● **What this task involves**: Write the entries below out again exactly; any picture in them stays out.

● **Records from a dataset**:

--------------------------------

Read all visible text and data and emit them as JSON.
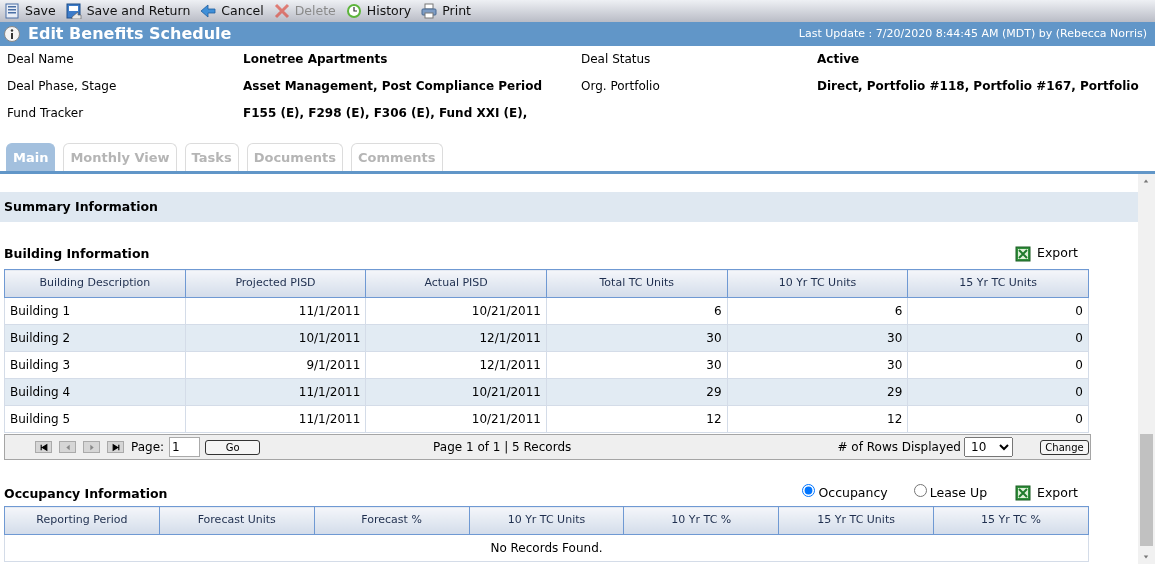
{
  "toolbar": [
    {
      "label": "Save",
      "disabled": false
    },
    {
      "label": "Save and Return",
      "disabled": false
    },
    {
      "label": "Cancel",
      "disabled": false
    },
    {
      "label": "Delete",
      "disabled": true
    },
    {
      "label": "History",
      "disabled": false
    },
    {
      "label": "Print",
      "disabled": false
    }
  ],
  "title": "Edit Benefits Schedule",
  "last_update": "Last Update : 7/20/2020 8:44:45 AM (MDT) by (Rebecca Norris)",
  "deal_fields": [
    {
      "label": "Deal Name",
      "value": "Lonetree Apartments"
    },
    {
      "label": "Deal Status",
      "value": "Active"
    },
    {
      "label": "Deal Phase, Stage",
      "value": "Asset Management, Post Compliance Period"
    },
    {
      "label": "Org. Portfolio",
      "value": "Direct, Portfolio #118, Portfolio #167, Portfolio"
    },
    {
      "label": "Fund Tracker",
      "value": "F155 (E), F298 (E), F306 (E), Fund XXI (E),"
    }
  ],
  "tabs": [
    {
      "label": "Main",
      "selected": true
    },
    {
      "label": "Monthly View",
      "selected": false
    },
    {
      "label": "Tasks",
      "selected": false
    },
    {
      "label": "Documents",
      "selected": false
    },
    {
      "label": "Comments",
      "selected": false
    }
  ],
  "summary_header": "Summary Information",
  "building": {
    "title": "Building Information",
    "export": "Export",
    "columns": [
      "Building Description",
      "Projected PISD",
      "Actual PISD",
      "Total TC Units",
      "10 Yr TC Units",
      "15 Yr TC Units"
    ],
    "rows": [
      [
        "Building 1",
        "11/1/2011",
        "10/21/2011",
        "6",
        "6",
        "0"
      ],
      [
        "Building 2",
        "10/1/2011",
        "12/1/2011",
        "30",
        "30",
        "0"
      ],
      [
        "Building 3",
        "9/1/2011",
        "12/1/2011",
        "30",
        "30",
        "0"
      ],
      [
        "Building 4",
        "11/1/2011",
        "10/21/2011",
        "29",
        "29",
        "0"
      ],
      [
        "Building 5",
        "11/1/2011",
        "10/21/2011",
        "12",
        "12",
        "0"
      ]
    ],
    "pager": {
      "page_label": "Page:",
      "page_value": "1",
      "go": "Go",
      "summary": "Page 1 of 1 | 5 Records",
      "rows_label": "# of Rows Displayed",
      "rows_value": "10",
      "change": "Change"
    }
  },
  "occupancy": {
    "title": "Occupancy Information",
    "export": "Export",
    "options": [
      {
        "label": "Occupancy",
        "selected": true
      },
      {
        "label": "Lease Up",
        "selected": false
      }
    ],
    "columns": [
      "Reporting Period",
      "Forecast Units",
      "Forecast %",
      "10 Yr TC Units",
      "10 Yr TC %",
      "15 Yr TC Units",
      "15 Yr TC %"
    ],
    "empty": "No Records Found."
  }
}
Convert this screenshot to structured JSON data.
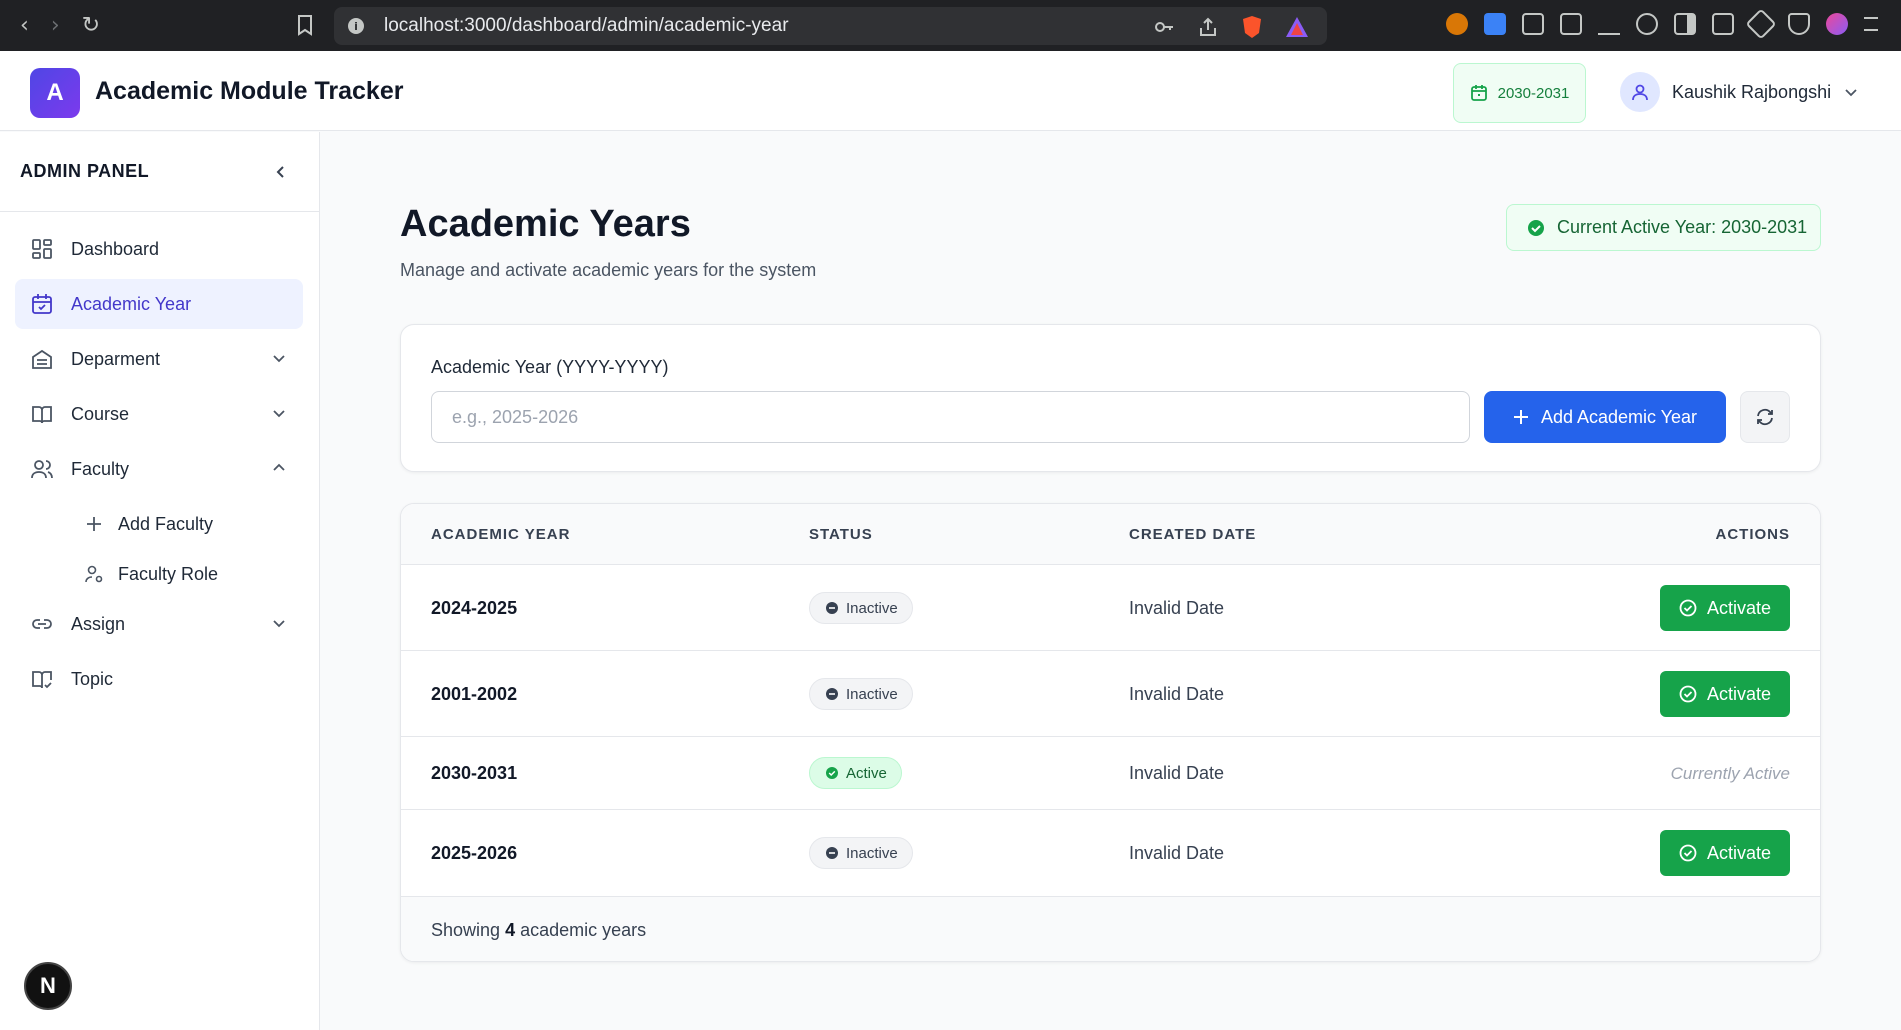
{
  "browser": {
    "url": "localhost:3000/dashboard/admin/academic-year"
  },
  "header": {
    "logo_letter": "A",
    "title": "Academic Module Tracker",
    "year_chip": "2030-2031",
    "user_name": "Kaushik Rajbongshi"
  },
  "sidebar": {
    "title": "ADMIN PANEL",
    "items": [
      {
        "label": "Dashboard",
        "icon": "grid-icon"
      },
      {
        "label": "Academic Year",
        "icon": "calendar-icon",
        "active": true
      },
      {
        "label": "Deparment",
        "icon": "building-icon",
        "expandable": true
      },
      {
        "label": "Course",
        "icon": "book-icon",
        "expandable": true
      },
      {
        "label": "Faculty",
        "icon": "users-icon",
        "expanded": true
      },
      {
        "label": "Assign",
        "icon": "link-icon",
        "expandable": true
      },
      {
        "label": "Topic",
        "icon": "book-check-icon"
      }
    ],
    "faculty_sub": [
      {
        "label": "Add Faculty",
        "icon": "plus-icon"
      },
      {
        "label": "Faculty Role",
        "icon": "user-cog-icon"
      }
    ],
    "next_badge": "N"
  },
  "main": {
    "title": "Academic Years",
    "subtitle": "Manage and activate academic years for the system",
    "active_banner": "Current Active Year: 2030-2031",
    "form": {
      "label": "Academic Year (YYYY-YYYY)",
      "placeholder": "e.g., 2025-2026",
      "value": "",
      "add_button": "Add Academic Year"
    },
    "table": {
      "headers": [
        "ACADEMIC YEAR",
        "STATUS",
        "CREATED DATE",
        "ACTIONS"
      ],
      "rows": [
        {
          "year": "2024-2025",
          "status": "Inactive",
          "created": "Invalid Date",
          "action": "Activate"
        },
        {
          "year": "2001-2002",
          "status": "Inactive",
          "created": "Invalid Date",
          "action": "Activate"
        },
        {
          "year": "2030-2031",
          "status": "Active",
          "created": "Invalid Date",
          "action": "Currently Active"
        },
        {
          "year": "2025-2026",
          "status": "Inactive",
          "created": "Invalid Date",
          "action": "Activate"
        }
      ],
      "footer_prefix": "Showing",
      "footer_count": "4",
      "footer_suffix": "academic years"
    }
  },
  "colors": {
    "primary": "#2563eb",
    "success": "#16a34a",
    "accent": "#4f46e5"
  }
}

--------------------------------

● **Result of the exercise**:
Read all visible text and data and emit them as JSON.
{
  "toolbar": [
    {
      "label": "Save",
      "disabled": false
    },
    {
      "label": "Save and Return",
      "disabled": false
    },
    {
      "label": "Cancel",
      "disabled": false
    },
    {
      "label": "Delete",
      "disabled": true
    },
    {
      "label": "History",
      "disabled": false
    },
    {
      "label": "Print",
      "disabled": false
    }
  ],
  "title": "Edit Benefits Schedule",
  "last_update": "Last Update : 7/20/2020 8:44:45 AM (MDT) by (Rebecca Norris)",
  "deal_fields": [
    {
      "label": "Deal Name",
      "value": "Lonetree Apartments"
    },
    {
      "label": "Deal Status",
      "value": "Active"
    },
    {
      "label": "Deal Phase, Stage",
      "value": "Asset Management, Post Compliance Period"
    },
    {
      "label": "Org. Portfolio",
      "value": "Direct, Portfolio #118, Portfolio #167, Portfolio"
    },
    {
      "label": "Fund Tracker",
      "value": "F155 (E), F298 (E), F306 (E), Fund XXI (E),"
    }
  ],
  "tabs": [
    {
      "label": "Main",
      "selected": true
    },
    {
      "label": "Monthly View",
      "selected": false
    },
    {
      "label": "Tasks",
      "selected": false
    },
    {
      "label": "Documents",
      "selected": false
    },
    {
      "label": "Comments",
      "selected": false
    }
  ],
  "summary_header": "Summary Information",
  "building": {
    "title": "Building Information",
    "export": "Export",
    "columns": [
      "Building Description",
      "Projected PISD",
      "Actual PISD",
      "Total TC Units",
      "10 Yr TC Units",
      "15 Yr TC Units"
    ],
    "rows": [
      [
        "Building 1",
        "11/1/2011",
        "10/21/2011",
        "6",
        "6",
        "0"
      ],
      [
        "Building 2",
        "10/1/2011",
        "12/1/2011",
        "30",
        "30",
        "0"
      ],
      [
        "Building 3",
        "9/1/2011",
        "12/1/2011",
        "30",
        "30",
        "0"
      ],
      [
        "Building 4",
        "11/1/2011",
        "10/21/2011",
        "29",
        "29",
        "0"
      ],
      [
        "Building 5",
        "11/1/2011",
        "10/21/2011",
        "12",
        "12",
        "0"
      ]
    ],
    "pager": {
      "page_label": "Page:",
      "page_value": "1",
      "go": "Go",
      "summary": "Page 1 of 1 | 5 Records",
      "rows_label": "# of Rows Displayed",
      "rows_value": "10",
      "change": "Change"
    }
  },
  "occupancy": {
    "title": "Occupancy Information",
    "export": "Export",
    "options": [
      {
        "label": "Occupancy",
        "selected": true
      },
      {
        "label": "Lease Up",
        "selected": false
      }
    ],
    "columns": [
      "Reporting Period",
      "Forecast Units",
      "Forecast %",
      "10 Yr TC Units",
      "10 Yr TC %",
      "15 Yr TC Units",
      "15 Yr TC %"
    ],
    "empty": "No Records Found."
  }
}
Convert this screenshot to structured JSON data.
{
  "browser": {
    "url": "localhost:3000/dashboard/admin/academic-year"
  },
  "header": {
    "logo_letter": "A",
    "title": "Academic Module Tracker",
    "year_chip": "2030-2031",
    "user_name": "Kaushik Rajbongshi"
  },
  "sidebar": {
    "title": "ADMIN PANEL",
    "items": [
      {
        "label": "Dashboard",
        "icon": "grid-icon"
      },
      {
        "label": "Academic Year",
        "icon": "calendar-icon",
        "active": true
      },
      {
        "label": "Deparment",
        "icon": "building-icon",
        "expandable": true
      },
      {
        "label": "Course",
        "icon": "book-icon",
        "expandable": true
      },
      {
        "label": "Faculty",
        "icon": "users-icon",
        "expanded": true
      },
      {
        "label": "Assign",
        "icon": "link-icon",
        "expandable": true
      },
      {
        "label": "Topic",
        "icon": "book-check-icon"
      }
    ],
    "faculty_sub": [
      {
        "label": "Add Faculty",
        "icon": "plus-icon"
      },
      {
        "label": "Faculty Role",
        "icon": "user-cog-icon"
      }
    ],
    "next_badge": "N"
  },
  "main": {
    "title": "Academic Years",
    "subtitle": "Manage and activate academic years for the system",
    "active_banner": "Current Active Year: 2030-2031",
    "form": {
      "label": "Academic Year (YYYY-YYYY)",
      "placeholder": "e.g., 2025-2026",
      "value": "",
      "add_button": "Add Academic Year"
    },
    "table": {
      "headers": [
        "ACADEMIC YEAR",
        "STATUS",
        "CREATED DATE",
        "ACTIONS"
      ],
      "rows": [
        {
          "year": "2024-2025",
          "status": "Inactive",
          "created": "Invalid Date",
          "action": "Activate"
        },
        {
          "year": "2001-2002",
          "status": "Inactive",
          "created": "Invalid Date",
          "action": "Activate"
        },
        {
          "year": "2030-2031",
          "status": "Active",
          "created": "Invalid Date",
          "action": "Currently Active"
        },
        {
          "year": "2025-2026",
          "status": "Inactive",
          "created": "Invalid Date",
          "action": "Activate"
        }
      ],
      "footer_prefix": "Showing",
      "footer_count": "4",
      "footer_suffix": "academic years"
    }
  },
  "colors": {
    "primary": "#2563eb",
    "success": "#16a34a",
    "accent": "#4f46e5"
  }
}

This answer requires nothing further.